- Goal of the exercise -
Transcribe every line of the listing below without any deviation.

***** Information given *****

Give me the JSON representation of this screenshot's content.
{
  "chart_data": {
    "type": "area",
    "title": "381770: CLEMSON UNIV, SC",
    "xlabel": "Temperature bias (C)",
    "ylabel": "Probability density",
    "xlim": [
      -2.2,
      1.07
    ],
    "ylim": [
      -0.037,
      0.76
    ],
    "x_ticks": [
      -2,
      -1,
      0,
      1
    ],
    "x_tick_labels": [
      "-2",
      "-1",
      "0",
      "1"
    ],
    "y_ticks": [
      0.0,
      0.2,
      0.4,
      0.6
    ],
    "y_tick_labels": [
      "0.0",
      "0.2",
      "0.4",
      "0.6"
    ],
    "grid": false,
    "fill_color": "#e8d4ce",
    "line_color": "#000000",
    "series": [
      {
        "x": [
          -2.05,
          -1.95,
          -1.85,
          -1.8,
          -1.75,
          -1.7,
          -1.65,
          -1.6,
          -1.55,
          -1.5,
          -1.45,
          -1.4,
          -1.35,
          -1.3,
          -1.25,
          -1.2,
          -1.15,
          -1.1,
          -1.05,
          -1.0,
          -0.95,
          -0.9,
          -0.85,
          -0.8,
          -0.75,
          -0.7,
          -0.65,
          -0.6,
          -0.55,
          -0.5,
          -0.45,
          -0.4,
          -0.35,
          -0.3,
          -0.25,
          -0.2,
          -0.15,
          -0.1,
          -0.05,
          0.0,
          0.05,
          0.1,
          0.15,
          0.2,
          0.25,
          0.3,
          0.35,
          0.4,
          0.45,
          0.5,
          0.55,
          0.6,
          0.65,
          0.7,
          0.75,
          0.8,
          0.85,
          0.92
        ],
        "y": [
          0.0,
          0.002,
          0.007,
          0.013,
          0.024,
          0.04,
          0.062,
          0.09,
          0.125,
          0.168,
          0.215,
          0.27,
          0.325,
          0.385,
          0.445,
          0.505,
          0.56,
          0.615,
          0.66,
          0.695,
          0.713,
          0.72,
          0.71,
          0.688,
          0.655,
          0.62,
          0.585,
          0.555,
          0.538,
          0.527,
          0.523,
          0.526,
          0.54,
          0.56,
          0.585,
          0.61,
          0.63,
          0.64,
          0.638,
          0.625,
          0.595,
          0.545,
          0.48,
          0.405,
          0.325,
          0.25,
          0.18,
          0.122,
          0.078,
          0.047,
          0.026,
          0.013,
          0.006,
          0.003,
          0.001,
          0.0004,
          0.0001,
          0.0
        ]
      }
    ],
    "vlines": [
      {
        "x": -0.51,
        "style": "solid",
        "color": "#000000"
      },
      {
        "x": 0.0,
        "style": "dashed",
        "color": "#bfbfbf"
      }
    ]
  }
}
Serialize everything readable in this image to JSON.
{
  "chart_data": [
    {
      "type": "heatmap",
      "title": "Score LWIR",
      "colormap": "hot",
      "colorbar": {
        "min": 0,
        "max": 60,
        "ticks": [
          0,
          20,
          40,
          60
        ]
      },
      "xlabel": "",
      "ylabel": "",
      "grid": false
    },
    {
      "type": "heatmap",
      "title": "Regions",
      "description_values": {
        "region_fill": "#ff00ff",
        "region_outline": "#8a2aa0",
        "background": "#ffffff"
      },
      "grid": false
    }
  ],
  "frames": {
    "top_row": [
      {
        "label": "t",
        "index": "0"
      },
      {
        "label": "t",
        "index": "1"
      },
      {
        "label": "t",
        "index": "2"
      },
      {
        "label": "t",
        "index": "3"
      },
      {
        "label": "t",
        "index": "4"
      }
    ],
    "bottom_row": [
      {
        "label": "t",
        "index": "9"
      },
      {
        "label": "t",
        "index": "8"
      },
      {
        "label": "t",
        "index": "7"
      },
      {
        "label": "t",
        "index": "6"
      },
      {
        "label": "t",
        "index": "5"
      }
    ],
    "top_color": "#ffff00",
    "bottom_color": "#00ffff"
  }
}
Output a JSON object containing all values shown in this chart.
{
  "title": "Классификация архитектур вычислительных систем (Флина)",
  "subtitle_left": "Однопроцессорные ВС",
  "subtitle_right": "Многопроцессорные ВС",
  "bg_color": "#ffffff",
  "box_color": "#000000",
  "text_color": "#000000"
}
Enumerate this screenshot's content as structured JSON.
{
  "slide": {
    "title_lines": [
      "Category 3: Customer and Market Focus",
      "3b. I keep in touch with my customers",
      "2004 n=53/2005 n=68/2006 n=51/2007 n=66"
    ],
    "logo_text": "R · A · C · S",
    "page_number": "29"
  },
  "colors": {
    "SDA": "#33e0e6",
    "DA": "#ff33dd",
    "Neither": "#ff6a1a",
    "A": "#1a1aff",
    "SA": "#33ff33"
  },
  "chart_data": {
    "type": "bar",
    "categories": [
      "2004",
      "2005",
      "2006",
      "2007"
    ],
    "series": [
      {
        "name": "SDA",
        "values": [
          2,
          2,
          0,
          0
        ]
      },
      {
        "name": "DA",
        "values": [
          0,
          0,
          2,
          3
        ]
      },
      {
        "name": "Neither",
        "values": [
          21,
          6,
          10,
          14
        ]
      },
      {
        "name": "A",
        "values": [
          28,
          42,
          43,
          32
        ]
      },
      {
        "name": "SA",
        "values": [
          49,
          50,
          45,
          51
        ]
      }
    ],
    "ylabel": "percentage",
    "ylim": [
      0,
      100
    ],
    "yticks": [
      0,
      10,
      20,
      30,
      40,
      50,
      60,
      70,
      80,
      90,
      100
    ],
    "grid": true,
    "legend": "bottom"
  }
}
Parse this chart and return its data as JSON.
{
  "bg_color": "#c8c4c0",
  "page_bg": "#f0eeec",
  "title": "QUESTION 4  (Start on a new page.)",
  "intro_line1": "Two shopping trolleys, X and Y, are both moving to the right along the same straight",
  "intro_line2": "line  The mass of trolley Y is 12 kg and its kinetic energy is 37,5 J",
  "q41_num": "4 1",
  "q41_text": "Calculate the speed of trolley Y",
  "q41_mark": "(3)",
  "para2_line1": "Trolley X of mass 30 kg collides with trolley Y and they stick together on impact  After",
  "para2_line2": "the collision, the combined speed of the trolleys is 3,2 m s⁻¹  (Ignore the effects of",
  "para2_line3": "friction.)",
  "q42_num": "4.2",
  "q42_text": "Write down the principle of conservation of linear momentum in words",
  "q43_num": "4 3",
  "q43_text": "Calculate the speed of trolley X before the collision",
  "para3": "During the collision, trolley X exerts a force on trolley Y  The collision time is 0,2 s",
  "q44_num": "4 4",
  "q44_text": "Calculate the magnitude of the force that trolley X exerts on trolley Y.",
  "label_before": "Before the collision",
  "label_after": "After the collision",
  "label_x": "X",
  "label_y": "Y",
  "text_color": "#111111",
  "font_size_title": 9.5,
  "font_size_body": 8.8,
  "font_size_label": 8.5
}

*****

- Task solution -
Give me the JSON representation of this screenshot's content.
{
  "chart_data": {
    "type": "area",
    "title": "381770: CLEMSON UNIV, SC",
    "xlabel": "Temperature bias (C)",
    "ylabel": "Probability density",
    "xlim": [
      -2.2,
      1.07
    ],
    "ylim": [
      -0.037,
      0.76
    ],
    "x_ticks": [
      -2,
      -1,
      0,
      1
    ],
    "x_tick_labels": [
      "-2",
      "-1",
      "0",
      "1"
    ],
    "y_ticks": [
      0.0,
      0.2,
      0.4,
      0.6
    ],
    "y_tick_labels": [
      "0.0",
      "0.2",
      "0.4",
      "0.6"
    ],
    "grid": false,
    "fill_color": "#e8d4ce",
    "line_color": "#000000",
    "series": [
      {
        "x": [
          -2.05,
          -1.95,
          -1.85,
          -1.8,
          -1.75,
          -1.7,
          -1.65,
          -1.6,
          -1.55,
          -1.5,
          -1.45,
          -1.4,
          -1.35,
          -1.3,
          -1.25,
          -1.2,
          -1.15,
          -1.1,
          -1.05,
          -1.0,
          -0.95,
          -0.9,
          -0.85,
          -0.8,
          -0.75,
          -0.7,
          -0.65,
          -0.6,
          -0.55,
          -0.5,
          -0.45,
          -0.4,
          -0.35,
          -0.3,
          -0.25,
          -0.2,
          -0.15,
          -0.1,
          -0.05,
          0.0,
          0.05,
          0.1,
          0.15,
          0.2,
          0.25,
          0.3,
          0.35,
          0.4,
          0.45,
          0.5,
          0.55,
          0.6,
          0.65,
          0.7,
          0.75,
          0.8,
          0.85,
          0.92
        ],
        "y": [
          0.0,
          0.002,
          0.007,
          0.013,
          0.024,
          0.04,
          0.062,
          0.09,
          0.125,
          0.168,
          0.215,
          0.27,
          0.325,
          0.385,
          0.445,
          0.505,
          0.56,
          0.615,
          0.66,
          0.695,
          0.713,
          0.72,
          0.71,
          0.688,
          0.655,
          0.62,
          0.585,
          0.555,
          0.538,
          0.527,
          0.523,
          0.526,
          0.54,
          0.56,
          0.585,
          0.61,
          0.63,
          0.64,
          0.638,
          0.625,
          0.595,
          0.545,
          0.48,
          0.405,
          0.325,
          0.25,
          0.18,
          0.122,
          0.078,
          0.047,
          0.026,
          0.013,
          0.006,
          0.003,
          0.001,
          0.0004,
          0.0001,
          0.0
        ]
      }
    ],
    "vlines": [
      {
        "x": -0.51,
        "style": "solid",
        "color": "#000000"
      },
      {
        "x": 0.0,
        "style": "dashed",
        "color": "#bfbfbf"
      }
    ]
  }
}
Serialize everything readable in this image to JSON.
{
  "chart_data": [
    {
      "type": "heatmap",
      "title": "Score LWIR",
      "colormap": "hot",
      "colorbar": {
        "min": 0,
        "max": 60,
        "ticks": [
          0,
          20,
          40,
          60
        ]
      },
      "xlabel": "",
      "ylabel": "",
      "grid": false
    },
    {
      "type": "heatmap",
      "title": "Regions",
      "description_values": {
        "region_fill": "#ff00ff",
        "region_outline": "#8a2aa0",
        "background": "#ffffff"
      },
      "grid": false
    }
  ],
  "frames": {
    "top_row": [
      {
        "label": "t",
        "index": "0"
      },
      {
        "label": "t",
        "index": "1"
      },
      {
        "label": "t",
        "index": "2"
      },
      {
        "label": "t",
        "index": "3"
      },
      {
        "label": "t",
        "index": "4"
      }
    ],
    "bottom_row": [
      {
        "label": "t",
        "index": "9"
      },
      {
        "label": "t",
        "index": "8"
      },
      {
        "label": "t",
        "index": "7"
      },
      {
        "label": "t",
        "index": "6"
      },
      {
        "label": "t",
        "index": "5"
      }
    ],
    "top_color": "#ffff00",
    "bottom_color": "#00ffff"
  }
}
Output a JSON object containing all values shown in this chart.
{
  "title": "Классификация архитектур вычислительных систем (Флина)",
  "subtitle_left": "Однопроцессорные ВС",
  "subtitle_right": "Многопроцессорные ВС",
  "bg_color": "#ffffff",
  "box_color": "#000000",
  "text_color": "#000000"
}
Enumerate this screenshot's content as structured JSON.
{
  "slide": {
    "title_lines": [
      "Category 3: Customer and Market Focus",
      "3b. I keep in touch with my customers",
      "2004 n=53/2005 n=68/2006 n=51/2007 n=66"
    ],
    "logo_text": "R · A · C · S",
    "page_number": "29"
  },
  "colors": {
    "SDA": "#33e0e6",
    "DA": "#ff33dd",
    "Neither": "#ff6a1a",
    "A": "#1a1aff",
    "SA": "#33ff33"
  },
  "chart_data": {
    "type": "bar",
    "categories": [
      "2004",
      "2005",
      "2006",
      "2007"
    ],
    "series": [
      {
        "name": "SDA",
        "values": [
          2,
          2,
          0,
          0
        ]
      },
      {
        "name": "DA",
        "values": [
          0,
          0,
          2,
          3
        ]
      },
      {
        "name": "Neither",
        "values": [
          21,
          6,
          10,
          14
        ]
      },
      {
        "name": "A",
        "values": [
          28,
          42,
          43,
          32
        ]
      },
      {
        "name": "SA",
        "values": [
          49,
          50,
          45,
          51
        ]
      }
    ],
    "ylabel": "percentage",
    "ylim": [
      0,
      100
    ],
    "yticks": [
      0,
      10,
      20,
      30,
      40,
      50,
      60,
      70,
      80,
      90,
      100
    ],
    "grid": true,
    "legend": "bottom"
  }
}
Parse this chart and return its data as JSON.
{
  "bg_color": "#c8c4c0",
  "page_bg": "#f0eeec",
  "title": "QUESTION 4  (Start on a new page.)",
  "intro_line1": "Two shopping trolleys, X and Y, are both moving to the right along the same straight",
  "intro_line2": "line  The mass of trolley Y is 12 kg and its kinetic energy is 37,5 J",
  "q41_num": "4 1",
  "q41_text": "Calculate the speed of trolley Y",
  "q41_mark": "(3)",
  "para2_line1": "Trolley X of mass 30 kg collides with trolley Y and they stick together on impact  After",
  "para2_line2": "the collision, the combined speed of the trolleys is 3,2 m s⁻¹  (Ignore the effects of",
  "para2_line3": "friction.)",
  "q42_num": "4.2",
  "q42_text": "Write down the principle of conservation of linear momentum in words",
  "q43_num": "4 3",
  "q43_text": "Calculate the speed of trolley X before the collision",
  "para3": "During the collision, trolley X exerts a force on trolley Y  The collision time is 0,2 s",
  "q44_num": "4 4",
  "q44_text": "Calculate the magnitude of the force that trolley X exerts on trolley Y.",
  "label_before": "Before the collision",
  "label_after": "After the collision",
  "label_x": "X",
  "label_y": "Y",
  "text_color": "#111111",
  "font_size_title": 9.5,
  "font_size_body": 8.8,
  "font_size_label": 8.5
}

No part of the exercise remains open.